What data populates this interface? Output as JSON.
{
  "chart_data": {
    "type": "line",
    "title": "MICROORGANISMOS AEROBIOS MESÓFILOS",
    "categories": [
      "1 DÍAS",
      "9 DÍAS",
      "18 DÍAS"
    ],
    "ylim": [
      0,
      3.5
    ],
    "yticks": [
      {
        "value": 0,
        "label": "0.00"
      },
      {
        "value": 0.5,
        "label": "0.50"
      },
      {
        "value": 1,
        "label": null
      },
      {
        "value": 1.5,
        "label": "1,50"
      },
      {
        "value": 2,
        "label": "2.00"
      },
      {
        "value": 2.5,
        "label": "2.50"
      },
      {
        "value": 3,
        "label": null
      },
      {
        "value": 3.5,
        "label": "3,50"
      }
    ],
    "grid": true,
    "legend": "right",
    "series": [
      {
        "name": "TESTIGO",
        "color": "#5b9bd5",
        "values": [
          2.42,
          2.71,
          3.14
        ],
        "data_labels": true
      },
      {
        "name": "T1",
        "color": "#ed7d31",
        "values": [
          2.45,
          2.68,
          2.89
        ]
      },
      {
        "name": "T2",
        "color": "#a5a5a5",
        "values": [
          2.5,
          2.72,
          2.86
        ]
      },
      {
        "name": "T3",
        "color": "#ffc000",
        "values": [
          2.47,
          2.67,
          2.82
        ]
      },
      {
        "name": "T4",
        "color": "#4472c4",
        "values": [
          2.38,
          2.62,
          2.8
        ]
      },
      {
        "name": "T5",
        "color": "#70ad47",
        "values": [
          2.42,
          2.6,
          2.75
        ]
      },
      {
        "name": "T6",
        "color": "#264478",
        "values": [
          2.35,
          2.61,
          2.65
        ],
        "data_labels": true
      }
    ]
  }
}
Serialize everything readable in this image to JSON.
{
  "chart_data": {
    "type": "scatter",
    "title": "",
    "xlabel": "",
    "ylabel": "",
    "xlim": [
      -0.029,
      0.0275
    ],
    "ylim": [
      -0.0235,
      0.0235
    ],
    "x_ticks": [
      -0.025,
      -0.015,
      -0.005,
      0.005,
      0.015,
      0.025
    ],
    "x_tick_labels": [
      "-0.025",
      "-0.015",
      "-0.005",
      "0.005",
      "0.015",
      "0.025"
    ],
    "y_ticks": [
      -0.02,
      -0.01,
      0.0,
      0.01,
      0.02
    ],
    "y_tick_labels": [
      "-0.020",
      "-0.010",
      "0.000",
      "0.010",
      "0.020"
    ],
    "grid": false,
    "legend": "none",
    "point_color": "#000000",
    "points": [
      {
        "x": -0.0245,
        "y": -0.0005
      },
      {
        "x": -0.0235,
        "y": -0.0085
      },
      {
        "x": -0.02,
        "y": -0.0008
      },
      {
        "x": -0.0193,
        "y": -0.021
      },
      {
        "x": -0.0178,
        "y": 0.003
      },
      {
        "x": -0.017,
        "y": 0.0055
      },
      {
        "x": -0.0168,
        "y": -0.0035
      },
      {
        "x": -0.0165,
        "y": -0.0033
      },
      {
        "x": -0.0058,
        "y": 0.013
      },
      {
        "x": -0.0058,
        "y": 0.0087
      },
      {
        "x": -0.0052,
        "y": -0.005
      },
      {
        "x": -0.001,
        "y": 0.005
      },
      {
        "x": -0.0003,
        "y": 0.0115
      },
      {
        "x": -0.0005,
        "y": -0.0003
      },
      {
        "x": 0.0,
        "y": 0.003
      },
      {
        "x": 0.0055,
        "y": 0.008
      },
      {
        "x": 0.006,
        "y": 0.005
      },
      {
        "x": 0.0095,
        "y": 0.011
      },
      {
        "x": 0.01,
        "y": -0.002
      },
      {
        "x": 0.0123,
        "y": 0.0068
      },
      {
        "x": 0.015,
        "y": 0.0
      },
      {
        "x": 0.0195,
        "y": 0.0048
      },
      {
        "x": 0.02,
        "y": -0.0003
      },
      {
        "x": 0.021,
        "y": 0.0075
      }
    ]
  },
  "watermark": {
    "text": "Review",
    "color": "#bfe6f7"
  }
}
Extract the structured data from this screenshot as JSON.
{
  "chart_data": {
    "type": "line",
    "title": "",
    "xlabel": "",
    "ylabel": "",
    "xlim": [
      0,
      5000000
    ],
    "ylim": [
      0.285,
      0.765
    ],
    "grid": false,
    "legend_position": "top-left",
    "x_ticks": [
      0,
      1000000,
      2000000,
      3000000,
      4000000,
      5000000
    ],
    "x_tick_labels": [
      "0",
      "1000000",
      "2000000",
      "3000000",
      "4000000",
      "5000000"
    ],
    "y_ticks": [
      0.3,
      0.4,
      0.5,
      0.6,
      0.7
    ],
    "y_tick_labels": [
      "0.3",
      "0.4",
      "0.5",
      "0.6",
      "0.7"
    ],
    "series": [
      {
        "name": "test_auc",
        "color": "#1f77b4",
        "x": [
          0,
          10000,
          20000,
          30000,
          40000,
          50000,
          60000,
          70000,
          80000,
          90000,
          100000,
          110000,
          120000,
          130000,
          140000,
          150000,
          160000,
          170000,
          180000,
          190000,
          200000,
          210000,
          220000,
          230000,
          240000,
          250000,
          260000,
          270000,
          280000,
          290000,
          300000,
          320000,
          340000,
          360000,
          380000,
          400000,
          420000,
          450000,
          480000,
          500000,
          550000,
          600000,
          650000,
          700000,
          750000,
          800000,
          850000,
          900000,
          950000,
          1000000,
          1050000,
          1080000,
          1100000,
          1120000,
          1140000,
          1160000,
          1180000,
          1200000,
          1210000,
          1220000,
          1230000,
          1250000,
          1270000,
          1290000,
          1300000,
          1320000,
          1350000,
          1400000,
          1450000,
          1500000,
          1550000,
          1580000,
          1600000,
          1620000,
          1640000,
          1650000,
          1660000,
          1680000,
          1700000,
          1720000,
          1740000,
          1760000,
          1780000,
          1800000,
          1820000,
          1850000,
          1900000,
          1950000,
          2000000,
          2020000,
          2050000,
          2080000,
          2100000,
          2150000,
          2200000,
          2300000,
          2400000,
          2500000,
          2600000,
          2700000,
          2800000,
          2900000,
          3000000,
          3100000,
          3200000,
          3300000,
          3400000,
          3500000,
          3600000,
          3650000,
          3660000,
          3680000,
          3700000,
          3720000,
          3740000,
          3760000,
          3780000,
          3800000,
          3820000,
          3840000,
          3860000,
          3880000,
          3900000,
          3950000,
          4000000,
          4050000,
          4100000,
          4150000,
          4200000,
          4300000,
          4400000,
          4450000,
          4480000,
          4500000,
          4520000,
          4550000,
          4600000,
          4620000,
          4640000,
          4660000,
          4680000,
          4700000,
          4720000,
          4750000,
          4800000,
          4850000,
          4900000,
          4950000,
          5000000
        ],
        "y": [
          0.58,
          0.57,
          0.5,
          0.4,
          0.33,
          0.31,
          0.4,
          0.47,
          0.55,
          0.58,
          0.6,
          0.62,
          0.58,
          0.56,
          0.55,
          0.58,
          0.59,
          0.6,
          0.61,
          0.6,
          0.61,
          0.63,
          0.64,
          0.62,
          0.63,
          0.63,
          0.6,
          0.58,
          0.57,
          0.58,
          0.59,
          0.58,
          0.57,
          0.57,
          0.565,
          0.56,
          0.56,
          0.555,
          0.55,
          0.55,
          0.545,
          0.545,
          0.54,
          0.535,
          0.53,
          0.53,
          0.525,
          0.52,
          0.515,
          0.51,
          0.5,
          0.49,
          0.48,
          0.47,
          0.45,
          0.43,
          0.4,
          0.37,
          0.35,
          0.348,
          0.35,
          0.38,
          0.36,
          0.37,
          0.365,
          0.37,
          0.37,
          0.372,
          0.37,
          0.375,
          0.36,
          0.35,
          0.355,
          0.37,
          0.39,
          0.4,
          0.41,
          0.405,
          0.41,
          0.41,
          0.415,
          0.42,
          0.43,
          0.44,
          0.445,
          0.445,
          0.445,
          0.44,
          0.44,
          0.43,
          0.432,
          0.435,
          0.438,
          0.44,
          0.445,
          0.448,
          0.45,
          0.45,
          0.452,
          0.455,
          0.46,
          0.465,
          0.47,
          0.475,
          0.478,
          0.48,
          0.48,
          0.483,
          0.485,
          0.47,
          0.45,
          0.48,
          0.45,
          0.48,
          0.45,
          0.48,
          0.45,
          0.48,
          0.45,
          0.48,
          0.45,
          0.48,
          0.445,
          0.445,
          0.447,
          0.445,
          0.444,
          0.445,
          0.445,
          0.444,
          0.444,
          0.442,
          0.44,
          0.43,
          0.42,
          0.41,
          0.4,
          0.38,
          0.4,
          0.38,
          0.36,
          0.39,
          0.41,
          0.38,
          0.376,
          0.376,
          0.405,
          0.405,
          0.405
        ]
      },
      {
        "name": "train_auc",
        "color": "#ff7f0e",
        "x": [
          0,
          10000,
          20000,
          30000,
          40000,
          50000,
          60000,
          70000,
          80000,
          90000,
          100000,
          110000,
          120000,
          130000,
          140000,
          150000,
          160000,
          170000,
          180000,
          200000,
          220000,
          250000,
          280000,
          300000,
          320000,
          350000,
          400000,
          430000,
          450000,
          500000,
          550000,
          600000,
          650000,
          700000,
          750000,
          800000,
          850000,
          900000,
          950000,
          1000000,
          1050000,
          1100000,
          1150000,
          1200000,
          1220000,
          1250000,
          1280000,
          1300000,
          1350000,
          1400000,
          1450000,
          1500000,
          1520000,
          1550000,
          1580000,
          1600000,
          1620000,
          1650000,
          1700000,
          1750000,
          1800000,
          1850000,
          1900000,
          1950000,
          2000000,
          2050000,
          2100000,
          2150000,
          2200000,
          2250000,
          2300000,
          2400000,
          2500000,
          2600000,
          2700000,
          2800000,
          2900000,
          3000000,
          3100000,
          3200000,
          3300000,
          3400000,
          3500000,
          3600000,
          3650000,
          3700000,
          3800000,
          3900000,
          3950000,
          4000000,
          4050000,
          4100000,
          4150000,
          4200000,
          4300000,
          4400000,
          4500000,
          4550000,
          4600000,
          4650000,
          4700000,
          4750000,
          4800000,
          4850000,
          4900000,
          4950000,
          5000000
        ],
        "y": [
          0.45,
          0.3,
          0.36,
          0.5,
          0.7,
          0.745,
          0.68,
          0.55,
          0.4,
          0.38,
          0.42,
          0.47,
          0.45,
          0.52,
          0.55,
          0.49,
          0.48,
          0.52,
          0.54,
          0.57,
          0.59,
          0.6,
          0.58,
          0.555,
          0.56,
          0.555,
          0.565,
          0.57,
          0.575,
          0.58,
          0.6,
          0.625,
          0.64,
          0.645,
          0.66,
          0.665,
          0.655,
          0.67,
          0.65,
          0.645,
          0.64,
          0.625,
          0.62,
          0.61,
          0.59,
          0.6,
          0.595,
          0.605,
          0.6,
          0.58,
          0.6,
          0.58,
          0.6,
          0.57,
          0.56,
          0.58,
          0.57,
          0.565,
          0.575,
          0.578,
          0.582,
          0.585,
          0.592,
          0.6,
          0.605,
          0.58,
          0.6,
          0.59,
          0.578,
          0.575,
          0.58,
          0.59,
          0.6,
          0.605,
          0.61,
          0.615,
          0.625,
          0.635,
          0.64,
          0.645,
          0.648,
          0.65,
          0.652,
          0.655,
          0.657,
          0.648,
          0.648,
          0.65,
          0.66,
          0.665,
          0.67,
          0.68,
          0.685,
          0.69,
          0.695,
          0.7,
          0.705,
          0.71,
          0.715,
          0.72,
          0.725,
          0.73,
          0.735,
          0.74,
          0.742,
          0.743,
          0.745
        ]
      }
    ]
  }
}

### [GOAL]
Gather every line from the listing above in which "this" appears, and copy those lines.

### [EXERCISE RESULT]
What data populates this interface? Output as JSON.
Serialize everything readable in this image to JSON.
Extract the structured data from this screenshot as JSON.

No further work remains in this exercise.